━━━ Records shown
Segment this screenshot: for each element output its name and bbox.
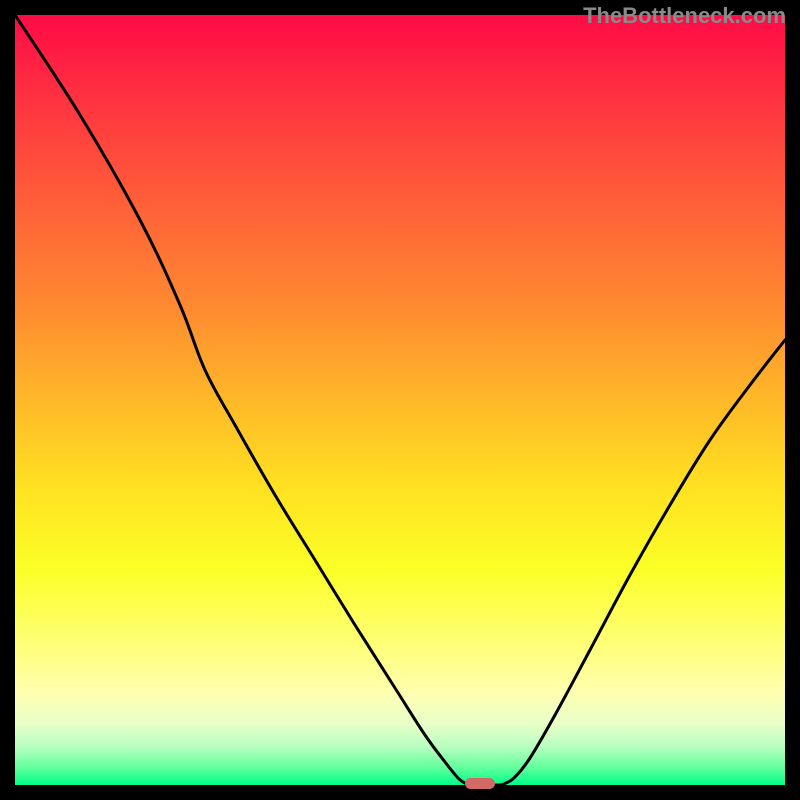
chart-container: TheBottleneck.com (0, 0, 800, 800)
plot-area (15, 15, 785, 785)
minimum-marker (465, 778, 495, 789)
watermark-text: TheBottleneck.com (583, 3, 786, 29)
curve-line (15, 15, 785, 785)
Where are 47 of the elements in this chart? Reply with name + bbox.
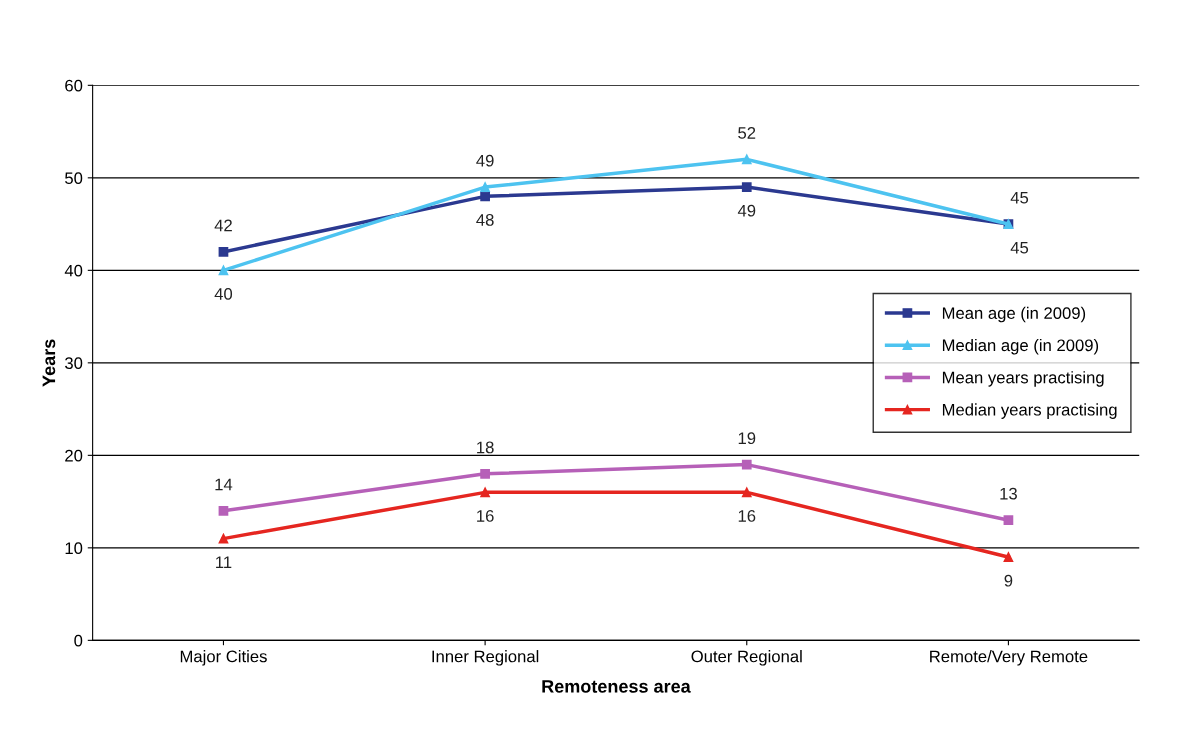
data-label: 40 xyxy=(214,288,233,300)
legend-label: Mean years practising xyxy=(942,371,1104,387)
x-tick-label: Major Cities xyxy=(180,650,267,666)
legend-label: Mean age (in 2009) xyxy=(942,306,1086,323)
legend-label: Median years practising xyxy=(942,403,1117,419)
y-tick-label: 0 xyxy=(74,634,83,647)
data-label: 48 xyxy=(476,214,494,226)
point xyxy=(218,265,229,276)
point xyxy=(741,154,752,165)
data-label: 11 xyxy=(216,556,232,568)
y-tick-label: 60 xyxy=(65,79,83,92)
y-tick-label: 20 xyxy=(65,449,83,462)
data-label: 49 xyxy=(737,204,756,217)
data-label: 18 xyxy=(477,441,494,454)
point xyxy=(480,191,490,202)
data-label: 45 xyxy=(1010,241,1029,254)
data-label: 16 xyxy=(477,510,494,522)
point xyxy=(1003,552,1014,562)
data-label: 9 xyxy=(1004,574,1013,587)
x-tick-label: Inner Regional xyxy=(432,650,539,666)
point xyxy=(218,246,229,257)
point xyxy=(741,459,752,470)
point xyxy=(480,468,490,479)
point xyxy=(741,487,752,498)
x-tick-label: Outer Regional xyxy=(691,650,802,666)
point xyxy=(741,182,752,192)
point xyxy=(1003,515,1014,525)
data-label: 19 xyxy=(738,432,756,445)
━━━━━━
## Exercise description
Quote the records exactly, starting at the line that contains "chart-container: TheBottleneck.com (0, 0, 800, 800)" and going through the end of the records. Include both of those end lines, and leave out the pictures.

## Complete response
chart-container: TheBottleneck.com (0, 0, 800, 800)
plot-area (15, 15, 785, 785)
minimum-marker (465, 778, 495, 789)
watermark-text: TheBottleneck.com (583, 3, 786, 29)
curve-line (15, 15, 785, 785)
Where are 47 of the elements in this chart? Reply with name + bbox.
data-label: 40 xyxy=(214,288,233,300)
legend-label: Mean years practising xyxy=(942,371,1104,387)
x-tick-label: Major Cities xyxy=(180,650,267,666)
legend-label: Mean age (in 2009) xyxy=(942,306,1086,323)
legend-label: Median years practising xyxy=(942,403,1117,419)
y-tick-label: 0 xyxy=(74,634,83,647)
data-label: 48 xyxy=(476,214,494,226)
point xyxy=(218,265,229,276)
point xyxy=(741,154,752,165)
data-label: 11 xyxy=(216,556,232,568)
y-tick-label: 60 xyxy=(65,79,83,92)
y-tick-label: 20 xyxy=(65,449,83,462)
data-label: 49 xyxy=(737,204,756,217)
data-label: 18 xyxy=(477,441,494,454)
point xyxy=(480,191,490,202)
data-label: 45 xyxy=(1010,241,1029,254)
data-label: 16 xyxy=(477,510,494,522)
point xyxy=(1003,552,1014,562)
data-label: 9 xyxy=(1004,574,1013,587)
x-tick-label: Inner Regional xyxy=(432,650,539,666)
point xyxy=(218,246,229,257)
point xyxy=(741,459,752,470)
point xyxy=(480,468,490,479)
point xyxy=(741,487,752,498)
x-tick-label: Outer Regional xyxy=(691,650,802,666)
point xyxy=(741,182,752,192)
point xyxy=(1003,515,1014,525)
data-label: 19 xyxy=(738,432,756,445)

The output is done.